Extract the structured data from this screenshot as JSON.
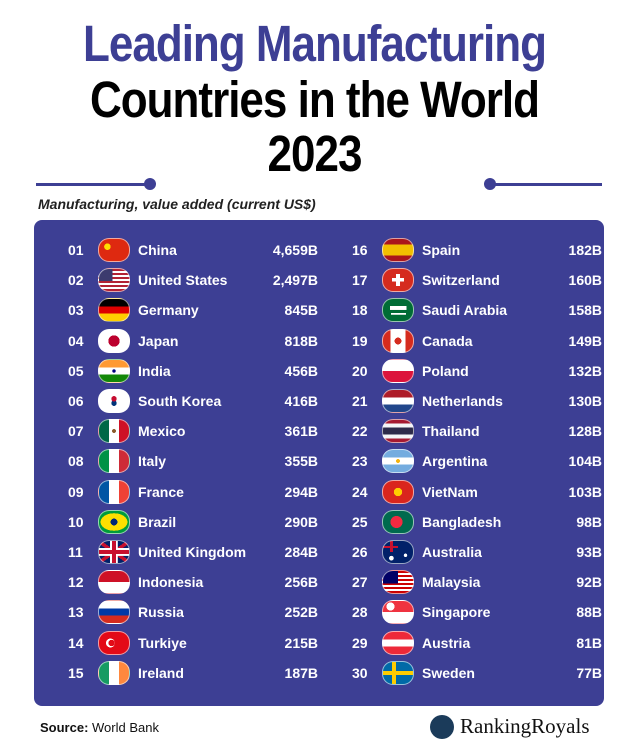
{
  "title": {
    "line1": "Leading Manufacturing",
    "line2": "Countries in the World",
    "line3": "2023"
  },
  "subtitle": "Manufacturing, value added (current US$)",
  "colors": {
    "accent": "#3d3f94"
  },
  "left_column": [
    {
      "rank": "01",
      "country": "China",
      "value": "4,659B",
      "flag": "cn"
    },
    {
      "rank": "02",
      "country": "United States",
      "value": "2,497B",
      "flag": "us"
    },
    {
      "rank": "03",
      "country": "Germany",
      "value": "845B",
      "flag": "de"
    },
    {
      "rank": "04",
      "country": "Japan",
      "value": "818B",
      "flag": "jp"
    },
    {
      "rank": "05",
      "country": "India",
      "value": "456B",
      "flag": "in"
    },
    {
      "rank": "06",
      "country": "South Korea",
      "value": "416B",
      "flag": "kr"
    },
    {
      "rank": "07",
      "country": "Mexico",
      "value": "361B",
      "flag": "mx"
    },
    {
      "rank": "08",
      "country": "Italy",
      "value": "355B",
      "flag": "it"
    },
    {
      "rank": "09",
      "country": "France",
      "value": "294B",
      "flag": "fr"
    },
    {
      "rank": "10",
      "country": "Brazil",
      "value": "290B",
      "flag": "br"
    },
    {
      "rank": "11",
      "country": "United Kingdom",
      "value": "284B",
      "flag": "gb"
    },
    {
      "rank": "12",
      "country": "Indonesia",
      "value": "256B",
      "flag": "id"
    },
    {
      "rank": "13",
      "country": "Russia",
      "value": "252B",
      "flag": "ru"
    },
    {
      "rank": "14",
      "country": "Turkiye",
      "value": "215B",
      "flag": "tr"
    },
    {
      "rank": "15",
      "country": "Ireland",
      "value": "187B",
      "flag": "ie"
    }
  ],
  "right_column": [
    {
      "rank": "16",
      "country": "Spain",
      "value": "182B",
      "flag": "es"
    },
    {
      "rank": "17",
      "country": "Switzerland",
      "value": "160B",
      "flag": "ch"
    },
    {
      "rank": "18",
      "country": "Saudi Arabia",
      "value": "158B",
      "flag": "sa"
    },
    {
      "rank": "19",
      "country": "Canada",
      "value": "149B",
      "flag": "ca"
    },
    {
      "rank": "20",
      "country": "Poland",
      "value": "132B",
      "flag": "pl"
    },
    {
      "rank": "21",
      "country": "Netherlands",
      "value": "130B",
      "flag": "nl"
    },
    {
      "rank": "22",
      "country": "Thailand",
      "value": "128B",
      "flag": "th"
    },
    {
      "rank": "23",
      "country": "Argentina",
      "value": "104B",
      "flag": "ar"
    },
    {
      "rank": "24",
      "country": "VietNam",
      "value": "103B",
      "flag": "vn"
    },
    {
      "rank": "25",
      "country": "Bangladesh",
      "value": "98B",
      "flag": "bd"
    },
    {
      "rank": "26",
      "country": "Australia",
      "value": "93B",
      "flag": "au"
    },
    {
      "rank": "27",
      "country": "Malaysia",
      "value": "92B",
      "flag": "my"
    },
    {
      "rank": "28",
      "country": "Singapore",
      "value": "88B",
      "flag": "sg"
    },
    {
      "rank": "29",
      "country": "Austria",
      "value": "81B",
      "flag": "at"
    },
    {
      "rank": "30",
      "country": "Sweden",
      "value": "77B",
      "flag": "se"
    }
  ],
  "footer": {
    "source_label": "Source:",
    "source_value": " World Bank",
    "brand": "RankingRoyals"
  }
}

# Required task
In the entries above, count each line with "United"; reply with the total only.

# Finished task
2